┏━━

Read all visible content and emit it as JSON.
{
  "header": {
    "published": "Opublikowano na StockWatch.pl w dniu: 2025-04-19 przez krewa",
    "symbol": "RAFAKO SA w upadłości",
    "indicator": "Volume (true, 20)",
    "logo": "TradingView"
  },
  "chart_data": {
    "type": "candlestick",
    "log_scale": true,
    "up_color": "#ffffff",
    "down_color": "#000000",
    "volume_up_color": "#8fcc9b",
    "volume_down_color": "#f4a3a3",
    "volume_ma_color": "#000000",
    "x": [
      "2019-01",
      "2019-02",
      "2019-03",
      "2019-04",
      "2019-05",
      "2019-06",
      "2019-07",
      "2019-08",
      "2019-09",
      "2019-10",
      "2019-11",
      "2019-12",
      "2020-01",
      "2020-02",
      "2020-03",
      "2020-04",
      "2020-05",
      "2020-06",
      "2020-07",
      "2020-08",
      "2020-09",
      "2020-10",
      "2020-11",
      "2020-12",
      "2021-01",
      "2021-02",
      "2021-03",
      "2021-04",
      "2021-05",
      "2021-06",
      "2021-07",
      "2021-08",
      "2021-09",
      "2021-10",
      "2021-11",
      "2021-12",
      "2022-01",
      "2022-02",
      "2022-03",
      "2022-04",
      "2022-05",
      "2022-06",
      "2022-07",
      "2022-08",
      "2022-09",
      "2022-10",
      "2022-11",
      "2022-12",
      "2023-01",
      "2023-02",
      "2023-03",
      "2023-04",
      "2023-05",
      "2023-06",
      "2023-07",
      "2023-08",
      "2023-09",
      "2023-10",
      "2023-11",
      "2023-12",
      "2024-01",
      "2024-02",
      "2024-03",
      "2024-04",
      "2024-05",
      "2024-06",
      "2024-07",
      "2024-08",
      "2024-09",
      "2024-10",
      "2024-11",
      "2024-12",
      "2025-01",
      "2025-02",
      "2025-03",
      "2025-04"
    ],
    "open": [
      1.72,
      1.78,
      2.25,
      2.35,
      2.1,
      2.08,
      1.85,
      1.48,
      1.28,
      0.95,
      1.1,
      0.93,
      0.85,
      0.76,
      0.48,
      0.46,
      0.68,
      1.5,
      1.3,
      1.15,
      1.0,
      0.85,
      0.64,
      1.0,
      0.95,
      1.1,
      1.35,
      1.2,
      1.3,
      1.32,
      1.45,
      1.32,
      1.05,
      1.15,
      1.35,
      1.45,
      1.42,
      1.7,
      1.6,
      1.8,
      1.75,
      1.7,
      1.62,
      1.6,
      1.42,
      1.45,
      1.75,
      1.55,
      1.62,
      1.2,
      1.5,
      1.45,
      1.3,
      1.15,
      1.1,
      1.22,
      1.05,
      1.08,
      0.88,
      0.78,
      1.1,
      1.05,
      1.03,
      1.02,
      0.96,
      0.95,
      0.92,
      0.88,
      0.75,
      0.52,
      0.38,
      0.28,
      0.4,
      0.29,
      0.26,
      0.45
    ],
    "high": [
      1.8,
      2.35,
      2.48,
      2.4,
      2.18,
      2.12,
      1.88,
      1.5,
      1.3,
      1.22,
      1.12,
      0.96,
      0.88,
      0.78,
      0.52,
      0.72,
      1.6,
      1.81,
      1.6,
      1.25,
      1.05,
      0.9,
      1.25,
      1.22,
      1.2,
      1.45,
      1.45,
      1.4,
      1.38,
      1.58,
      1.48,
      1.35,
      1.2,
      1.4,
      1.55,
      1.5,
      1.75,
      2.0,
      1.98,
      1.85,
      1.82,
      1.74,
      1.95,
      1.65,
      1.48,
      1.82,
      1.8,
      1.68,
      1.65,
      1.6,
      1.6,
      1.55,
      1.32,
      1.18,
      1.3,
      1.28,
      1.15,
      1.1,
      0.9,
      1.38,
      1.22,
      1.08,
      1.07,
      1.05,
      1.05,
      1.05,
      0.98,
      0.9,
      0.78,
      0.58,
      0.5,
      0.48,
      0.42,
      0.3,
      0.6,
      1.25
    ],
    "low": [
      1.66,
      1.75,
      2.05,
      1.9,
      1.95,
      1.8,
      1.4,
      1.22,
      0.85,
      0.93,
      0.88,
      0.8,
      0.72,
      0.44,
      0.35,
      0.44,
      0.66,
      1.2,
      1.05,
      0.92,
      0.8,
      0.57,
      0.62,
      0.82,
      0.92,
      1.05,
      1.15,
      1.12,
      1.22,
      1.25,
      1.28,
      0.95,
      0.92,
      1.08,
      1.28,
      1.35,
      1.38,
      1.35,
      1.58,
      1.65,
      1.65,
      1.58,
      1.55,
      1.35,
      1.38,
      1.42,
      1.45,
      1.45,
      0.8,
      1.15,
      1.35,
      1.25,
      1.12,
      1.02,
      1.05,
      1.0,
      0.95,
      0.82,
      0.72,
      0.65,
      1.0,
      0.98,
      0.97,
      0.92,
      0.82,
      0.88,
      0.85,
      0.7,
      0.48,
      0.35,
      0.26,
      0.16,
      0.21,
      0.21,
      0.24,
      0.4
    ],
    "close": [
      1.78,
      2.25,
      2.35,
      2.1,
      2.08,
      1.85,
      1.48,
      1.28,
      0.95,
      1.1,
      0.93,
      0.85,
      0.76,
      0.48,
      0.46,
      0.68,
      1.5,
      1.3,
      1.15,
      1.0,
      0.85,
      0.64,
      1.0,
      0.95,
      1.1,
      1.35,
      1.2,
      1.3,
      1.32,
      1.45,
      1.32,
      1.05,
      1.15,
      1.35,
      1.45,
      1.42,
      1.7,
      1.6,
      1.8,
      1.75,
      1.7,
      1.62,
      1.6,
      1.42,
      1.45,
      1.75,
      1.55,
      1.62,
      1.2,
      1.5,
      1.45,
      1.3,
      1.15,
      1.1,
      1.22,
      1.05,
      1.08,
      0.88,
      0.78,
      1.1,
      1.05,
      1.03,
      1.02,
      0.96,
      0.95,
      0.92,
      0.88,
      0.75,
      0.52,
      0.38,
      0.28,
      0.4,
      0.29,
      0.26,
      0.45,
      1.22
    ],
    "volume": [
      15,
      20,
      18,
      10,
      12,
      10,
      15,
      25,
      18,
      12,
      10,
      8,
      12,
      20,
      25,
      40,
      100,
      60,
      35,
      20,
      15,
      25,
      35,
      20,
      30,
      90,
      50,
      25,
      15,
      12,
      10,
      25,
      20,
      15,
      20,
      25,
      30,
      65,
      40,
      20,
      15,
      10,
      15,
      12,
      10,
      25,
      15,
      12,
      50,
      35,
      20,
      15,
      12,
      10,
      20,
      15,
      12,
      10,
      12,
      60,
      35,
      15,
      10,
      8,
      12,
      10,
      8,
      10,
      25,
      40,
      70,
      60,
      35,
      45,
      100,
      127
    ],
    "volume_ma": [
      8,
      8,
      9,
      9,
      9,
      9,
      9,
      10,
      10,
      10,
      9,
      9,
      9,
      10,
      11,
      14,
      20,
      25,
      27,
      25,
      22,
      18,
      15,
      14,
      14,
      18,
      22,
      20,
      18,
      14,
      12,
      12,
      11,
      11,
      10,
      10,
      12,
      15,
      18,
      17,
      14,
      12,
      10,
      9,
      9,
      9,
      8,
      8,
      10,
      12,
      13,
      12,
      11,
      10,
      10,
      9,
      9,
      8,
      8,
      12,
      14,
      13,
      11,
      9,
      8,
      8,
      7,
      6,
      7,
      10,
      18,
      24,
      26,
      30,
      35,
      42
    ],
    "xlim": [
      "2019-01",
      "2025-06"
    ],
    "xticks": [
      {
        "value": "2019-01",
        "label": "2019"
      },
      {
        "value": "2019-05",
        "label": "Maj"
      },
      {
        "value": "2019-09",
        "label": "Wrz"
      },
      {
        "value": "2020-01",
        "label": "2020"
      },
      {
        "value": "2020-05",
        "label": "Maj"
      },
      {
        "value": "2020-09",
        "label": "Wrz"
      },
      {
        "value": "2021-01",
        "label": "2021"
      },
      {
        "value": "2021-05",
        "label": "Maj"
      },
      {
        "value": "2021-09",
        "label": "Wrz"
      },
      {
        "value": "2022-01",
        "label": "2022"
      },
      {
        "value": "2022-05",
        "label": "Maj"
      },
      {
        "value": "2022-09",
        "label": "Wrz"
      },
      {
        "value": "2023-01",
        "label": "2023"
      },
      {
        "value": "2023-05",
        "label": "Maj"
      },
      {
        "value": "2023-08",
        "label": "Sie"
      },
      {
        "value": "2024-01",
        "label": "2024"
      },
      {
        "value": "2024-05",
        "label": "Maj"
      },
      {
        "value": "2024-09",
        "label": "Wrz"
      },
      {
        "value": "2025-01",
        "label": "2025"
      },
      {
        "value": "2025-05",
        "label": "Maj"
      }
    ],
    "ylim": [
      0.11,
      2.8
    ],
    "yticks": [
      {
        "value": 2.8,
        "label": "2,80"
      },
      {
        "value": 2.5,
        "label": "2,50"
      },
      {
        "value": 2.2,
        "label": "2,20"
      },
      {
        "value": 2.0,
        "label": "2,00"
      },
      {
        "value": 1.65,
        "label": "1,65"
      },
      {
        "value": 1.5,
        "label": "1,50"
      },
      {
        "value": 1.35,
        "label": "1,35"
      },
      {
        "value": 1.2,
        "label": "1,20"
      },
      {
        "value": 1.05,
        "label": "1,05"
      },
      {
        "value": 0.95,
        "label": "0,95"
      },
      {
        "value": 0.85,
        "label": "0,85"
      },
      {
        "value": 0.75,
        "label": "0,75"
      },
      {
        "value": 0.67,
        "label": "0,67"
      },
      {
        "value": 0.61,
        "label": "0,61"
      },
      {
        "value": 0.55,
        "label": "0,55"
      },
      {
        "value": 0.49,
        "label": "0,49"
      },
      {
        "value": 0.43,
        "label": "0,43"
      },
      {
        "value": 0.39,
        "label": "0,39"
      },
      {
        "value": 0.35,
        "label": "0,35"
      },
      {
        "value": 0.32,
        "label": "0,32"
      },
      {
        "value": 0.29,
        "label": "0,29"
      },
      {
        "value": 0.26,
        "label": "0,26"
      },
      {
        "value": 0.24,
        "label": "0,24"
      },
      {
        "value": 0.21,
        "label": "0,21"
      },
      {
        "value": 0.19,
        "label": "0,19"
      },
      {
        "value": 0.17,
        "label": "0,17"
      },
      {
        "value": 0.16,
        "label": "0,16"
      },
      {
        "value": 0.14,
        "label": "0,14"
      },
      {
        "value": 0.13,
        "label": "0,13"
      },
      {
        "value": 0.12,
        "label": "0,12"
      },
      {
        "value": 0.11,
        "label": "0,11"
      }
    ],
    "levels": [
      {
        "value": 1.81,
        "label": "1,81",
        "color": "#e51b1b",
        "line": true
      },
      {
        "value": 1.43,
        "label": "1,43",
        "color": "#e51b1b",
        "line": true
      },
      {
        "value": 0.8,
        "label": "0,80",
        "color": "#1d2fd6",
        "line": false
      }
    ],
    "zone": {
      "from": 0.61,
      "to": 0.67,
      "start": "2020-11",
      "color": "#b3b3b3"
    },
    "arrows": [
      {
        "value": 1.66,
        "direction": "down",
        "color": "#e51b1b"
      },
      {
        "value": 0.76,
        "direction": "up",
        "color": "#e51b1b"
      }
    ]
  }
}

┗━━

§ Required task: Take every line containing the word "true" and copy it.

§ Answer for the task:
    "indicator": "Volume (true, 20)",
    "log_scale": true,
        "line": true
        "line": true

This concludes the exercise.